------ Given records ------

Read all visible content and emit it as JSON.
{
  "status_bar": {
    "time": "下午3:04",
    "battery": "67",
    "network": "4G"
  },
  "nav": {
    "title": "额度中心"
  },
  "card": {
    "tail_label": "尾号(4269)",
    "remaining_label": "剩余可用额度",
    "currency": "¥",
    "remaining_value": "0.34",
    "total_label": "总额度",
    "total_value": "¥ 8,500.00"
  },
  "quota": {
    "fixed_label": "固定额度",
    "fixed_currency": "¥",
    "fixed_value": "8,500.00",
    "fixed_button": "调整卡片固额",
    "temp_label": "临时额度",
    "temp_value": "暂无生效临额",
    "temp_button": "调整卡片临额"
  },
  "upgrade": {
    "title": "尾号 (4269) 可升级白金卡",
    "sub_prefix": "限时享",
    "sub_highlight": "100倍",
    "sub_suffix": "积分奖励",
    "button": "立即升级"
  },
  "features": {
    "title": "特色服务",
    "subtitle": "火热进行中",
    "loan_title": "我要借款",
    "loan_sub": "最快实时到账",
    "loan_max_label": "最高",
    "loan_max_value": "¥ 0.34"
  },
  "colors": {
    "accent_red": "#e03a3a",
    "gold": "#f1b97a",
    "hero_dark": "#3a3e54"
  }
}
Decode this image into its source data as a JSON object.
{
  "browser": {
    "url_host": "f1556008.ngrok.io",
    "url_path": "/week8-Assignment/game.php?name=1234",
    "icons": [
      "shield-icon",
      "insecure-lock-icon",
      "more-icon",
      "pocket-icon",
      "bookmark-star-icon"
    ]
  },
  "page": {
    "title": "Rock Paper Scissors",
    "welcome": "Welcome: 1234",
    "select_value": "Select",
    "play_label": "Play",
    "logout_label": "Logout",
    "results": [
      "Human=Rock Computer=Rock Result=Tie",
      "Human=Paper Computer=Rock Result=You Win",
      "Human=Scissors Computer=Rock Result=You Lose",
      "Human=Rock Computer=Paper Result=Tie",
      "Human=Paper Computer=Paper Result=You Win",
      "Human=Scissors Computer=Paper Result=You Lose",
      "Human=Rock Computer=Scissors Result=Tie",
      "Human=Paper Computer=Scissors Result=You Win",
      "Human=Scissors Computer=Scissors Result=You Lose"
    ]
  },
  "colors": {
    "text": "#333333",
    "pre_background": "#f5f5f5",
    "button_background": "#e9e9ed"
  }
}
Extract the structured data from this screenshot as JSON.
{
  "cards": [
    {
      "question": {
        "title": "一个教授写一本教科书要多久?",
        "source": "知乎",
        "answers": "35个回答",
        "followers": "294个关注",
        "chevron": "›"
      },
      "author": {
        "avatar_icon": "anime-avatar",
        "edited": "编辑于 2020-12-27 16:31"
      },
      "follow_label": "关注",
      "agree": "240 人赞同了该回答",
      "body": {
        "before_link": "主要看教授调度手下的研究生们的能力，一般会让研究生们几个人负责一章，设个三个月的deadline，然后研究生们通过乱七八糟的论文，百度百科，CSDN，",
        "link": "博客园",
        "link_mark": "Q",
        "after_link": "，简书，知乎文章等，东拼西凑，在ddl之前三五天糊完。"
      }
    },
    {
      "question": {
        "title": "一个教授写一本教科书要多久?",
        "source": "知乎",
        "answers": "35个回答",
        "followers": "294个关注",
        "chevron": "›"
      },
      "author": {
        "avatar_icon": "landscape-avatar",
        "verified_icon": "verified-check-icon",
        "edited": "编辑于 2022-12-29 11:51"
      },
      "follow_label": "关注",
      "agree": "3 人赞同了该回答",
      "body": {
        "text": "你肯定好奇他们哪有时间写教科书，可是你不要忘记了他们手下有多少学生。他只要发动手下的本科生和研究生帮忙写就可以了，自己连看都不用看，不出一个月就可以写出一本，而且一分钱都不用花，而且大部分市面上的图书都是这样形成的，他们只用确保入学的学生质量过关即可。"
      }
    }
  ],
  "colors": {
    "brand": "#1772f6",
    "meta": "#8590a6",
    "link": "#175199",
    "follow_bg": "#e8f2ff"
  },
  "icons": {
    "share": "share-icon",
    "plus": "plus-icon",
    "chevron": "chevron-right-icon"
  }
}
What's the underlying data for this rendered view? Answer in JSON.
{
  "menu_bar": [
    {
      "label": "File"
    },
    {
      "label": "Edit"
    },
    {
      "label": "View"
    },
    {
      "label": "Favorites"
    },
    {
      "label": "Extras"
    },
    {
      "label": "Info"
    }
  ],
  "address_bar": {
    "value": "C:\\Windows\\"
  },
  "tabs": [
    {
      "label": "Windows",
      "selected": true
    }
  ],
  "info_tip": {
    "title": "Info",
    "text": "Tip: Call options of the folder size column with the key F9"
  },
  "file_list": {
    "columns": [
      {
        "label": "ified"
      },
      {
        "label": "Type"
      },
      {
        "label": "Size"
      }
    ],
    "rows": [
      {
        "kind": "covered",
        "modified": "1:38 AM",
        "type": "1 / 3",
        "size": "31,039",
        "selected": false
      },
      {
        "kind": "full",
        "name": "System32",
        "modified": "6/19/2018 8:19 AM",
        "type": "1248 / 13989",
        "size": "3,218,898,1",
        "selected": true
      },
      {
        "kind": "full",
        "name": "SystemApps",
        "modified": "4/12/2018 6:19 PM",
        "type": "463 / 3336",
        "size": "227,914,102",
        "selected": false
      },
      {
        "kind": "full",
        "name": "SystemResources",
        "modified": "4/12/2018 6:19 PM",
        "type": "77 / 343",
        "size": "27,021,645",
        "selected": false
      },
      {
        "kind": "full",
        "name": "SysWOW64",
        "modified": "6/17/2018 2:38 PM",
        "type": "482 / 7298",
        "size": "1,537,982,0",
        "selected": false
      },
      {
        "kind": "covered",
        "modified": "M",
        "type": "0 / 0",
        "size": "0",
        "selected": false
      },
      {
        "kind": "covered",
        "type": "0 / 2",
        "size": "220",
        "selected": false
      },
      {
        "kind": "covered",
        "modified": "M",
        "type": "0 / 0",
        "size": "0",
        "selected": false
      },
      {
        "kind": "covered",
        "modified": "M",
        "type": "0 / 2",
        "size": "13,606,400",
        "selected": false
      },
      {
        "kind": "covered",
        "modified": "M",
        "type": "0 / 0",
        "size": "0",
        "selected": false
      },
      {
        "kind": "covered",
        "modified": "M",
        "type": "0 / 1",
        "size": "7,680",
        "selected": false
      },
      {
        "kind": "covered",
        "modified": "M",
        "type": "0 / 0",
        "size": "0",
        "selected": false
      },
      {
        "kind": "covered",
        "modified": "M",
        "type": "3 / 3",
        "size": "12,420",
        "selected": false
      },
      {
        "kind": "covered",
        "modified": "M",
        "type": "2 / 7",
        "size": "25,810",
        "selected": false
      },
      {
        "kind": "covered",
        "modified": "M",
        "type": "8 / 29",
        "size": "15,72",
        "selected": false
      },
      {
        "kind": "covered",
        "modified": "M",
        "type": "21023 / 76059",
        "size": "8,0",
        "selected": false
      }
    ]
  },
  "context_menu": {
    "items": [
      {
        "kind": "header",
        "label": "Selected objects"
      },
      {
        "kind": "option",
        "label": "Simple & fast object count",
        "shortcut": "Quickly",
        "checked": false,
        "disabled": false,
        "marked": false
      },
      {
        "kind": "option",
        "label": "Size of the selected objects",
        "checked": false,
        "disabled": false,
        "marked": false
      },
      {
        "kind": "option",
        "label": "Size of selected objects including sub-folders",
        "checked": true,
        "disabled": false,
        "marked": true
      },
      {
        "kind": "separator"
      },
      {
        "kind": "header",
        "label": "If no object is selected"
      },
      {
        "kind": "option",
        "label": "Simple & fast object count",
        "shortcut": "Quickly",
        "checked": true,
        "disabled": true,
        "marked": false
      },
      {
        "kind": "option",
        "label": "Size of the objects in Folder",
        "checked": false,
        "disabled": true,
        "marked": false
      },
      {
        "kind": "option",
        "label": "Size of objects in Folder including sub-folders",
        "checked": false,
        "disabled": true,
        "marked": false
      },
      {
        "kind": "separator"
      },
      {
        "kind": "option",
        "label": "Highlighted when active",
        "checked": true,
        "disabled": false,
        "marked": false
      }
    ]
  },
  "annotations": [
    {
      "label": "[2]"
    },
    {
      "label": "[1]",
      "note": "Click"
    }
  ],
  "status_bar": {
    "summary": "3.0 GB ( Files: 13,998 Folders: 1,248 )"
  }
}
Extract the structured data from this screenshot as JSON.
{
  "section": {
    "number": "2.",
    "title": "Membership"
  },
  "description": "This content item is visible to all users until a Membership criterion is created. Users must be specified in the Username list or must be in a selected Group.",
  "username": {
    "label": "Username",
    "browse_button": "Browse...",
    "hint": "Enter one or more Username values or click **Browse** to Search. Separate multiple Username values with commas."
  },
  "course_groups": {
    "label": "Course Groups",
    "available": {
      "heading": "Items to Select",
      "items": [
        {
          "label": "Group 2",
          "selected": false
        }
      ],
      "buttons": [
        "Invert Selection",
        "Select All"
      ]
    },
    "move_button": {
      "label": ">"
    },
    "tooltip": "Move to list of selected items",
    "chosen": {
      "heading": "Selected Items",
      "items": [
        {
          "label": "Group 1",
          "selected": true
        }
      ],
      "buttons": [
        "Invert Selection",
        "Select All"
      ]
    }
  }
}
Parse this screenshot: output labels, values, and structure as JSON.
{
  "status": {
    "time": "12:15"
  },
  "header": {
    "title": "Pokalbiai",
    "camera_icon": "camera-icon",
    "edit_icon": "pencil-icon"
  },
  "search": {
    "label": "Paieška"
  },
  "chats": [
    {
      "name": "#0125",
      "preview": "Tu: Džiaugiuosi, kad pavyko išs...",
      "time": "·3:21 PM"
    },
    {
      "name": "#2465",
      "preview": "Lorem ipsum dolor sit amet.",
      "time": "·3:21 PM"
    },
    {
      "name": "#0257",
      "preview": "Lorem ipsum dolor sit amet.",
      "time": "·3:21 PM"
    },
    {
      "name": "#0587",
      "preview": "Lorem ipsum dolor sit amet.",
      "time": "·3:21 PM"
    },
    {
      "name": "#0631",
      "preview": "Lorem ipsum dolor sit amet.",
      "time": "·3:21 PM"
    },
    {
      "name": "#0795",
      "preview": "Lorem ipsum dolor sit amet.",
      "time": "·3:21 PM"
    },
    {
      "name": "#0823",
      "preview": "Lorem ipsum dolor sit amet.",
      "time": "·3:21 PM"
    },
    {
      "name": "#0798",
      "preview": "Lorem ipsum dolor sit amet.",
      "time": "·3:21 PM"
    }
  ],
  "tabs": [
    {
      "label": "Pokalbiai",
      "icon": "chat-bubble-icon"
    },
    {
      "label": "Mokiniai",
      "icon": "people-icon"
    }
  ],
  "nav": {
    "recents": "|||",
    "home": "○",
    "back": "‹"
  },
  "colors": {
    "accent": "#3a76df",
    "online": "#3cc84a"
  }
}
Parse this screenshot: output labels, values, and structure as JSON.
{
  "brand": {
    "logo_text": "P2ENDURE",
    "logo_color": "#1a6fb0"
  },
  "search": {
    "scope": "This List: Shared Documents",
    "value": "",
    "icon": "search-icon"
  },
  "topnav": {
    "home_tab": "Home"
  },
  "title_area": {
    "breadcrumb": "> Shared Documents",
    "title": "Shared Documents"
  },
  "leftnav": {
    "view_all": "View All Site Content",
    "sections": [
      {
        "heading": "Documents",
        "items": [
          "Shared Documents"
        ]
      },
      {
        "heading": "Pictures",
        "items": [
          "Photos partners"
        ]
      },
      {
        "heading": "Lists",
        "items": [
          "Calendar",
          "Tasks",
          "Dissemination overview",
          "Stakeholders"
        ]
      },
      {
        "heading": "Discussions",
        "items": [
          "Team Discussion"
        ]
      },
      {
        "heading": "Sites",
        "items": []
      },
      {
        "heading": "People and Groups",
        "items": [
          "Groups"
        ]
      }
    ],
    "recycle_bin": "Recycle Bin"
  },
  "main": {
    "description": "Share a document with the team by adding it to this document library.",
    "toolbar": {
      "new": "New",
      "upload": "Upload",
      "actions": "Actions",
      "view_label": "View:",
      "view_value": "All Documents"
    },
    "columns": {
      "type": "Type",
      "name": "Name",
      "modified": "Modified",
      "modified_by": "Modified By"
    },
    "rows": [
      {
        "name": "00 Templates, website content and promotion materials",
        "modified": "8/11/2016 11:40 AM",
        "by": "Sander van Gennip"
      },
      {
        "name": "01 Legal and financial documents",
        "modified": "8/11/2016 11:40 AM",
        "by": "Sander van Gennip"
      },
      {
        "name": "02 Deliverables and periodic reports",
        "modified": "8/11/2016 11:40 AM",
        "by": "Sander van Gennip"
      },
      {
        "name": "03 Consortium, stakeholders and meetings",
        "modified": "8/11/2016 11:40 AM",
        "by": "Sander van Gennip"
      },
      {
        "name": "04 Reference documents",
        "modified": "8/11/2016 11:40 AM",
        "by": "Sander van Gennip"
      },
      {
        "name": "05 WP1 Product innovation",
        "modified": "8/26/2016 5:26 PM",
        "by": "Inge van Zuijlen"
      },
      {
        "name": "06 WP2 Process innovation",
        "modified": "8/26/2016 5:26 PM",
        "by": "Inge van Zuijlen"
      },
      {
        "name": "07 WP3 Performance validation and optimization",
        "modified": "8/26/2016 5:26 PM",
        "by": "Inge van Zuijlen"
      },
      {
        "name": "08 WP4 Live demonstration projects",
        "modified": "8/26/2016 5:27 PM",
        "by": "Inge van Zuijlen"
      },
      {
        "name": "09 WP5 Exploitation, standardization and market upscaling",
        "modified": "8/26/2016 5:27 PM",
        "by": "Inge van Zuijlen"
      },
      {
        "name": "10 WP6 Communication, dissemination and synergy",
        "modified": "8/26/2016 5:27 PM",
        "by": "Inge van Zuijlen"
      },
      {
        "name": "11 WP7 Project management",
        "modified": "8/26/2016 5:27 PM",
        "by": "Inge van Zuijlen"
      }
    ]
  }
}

------

Request =
Identify each line containing the string "edited" and copy it out.

Reply =
        "edited": "编辑于 2020-12-27 16:31"
        "edited": "编辑于 2022-12-29 11:51"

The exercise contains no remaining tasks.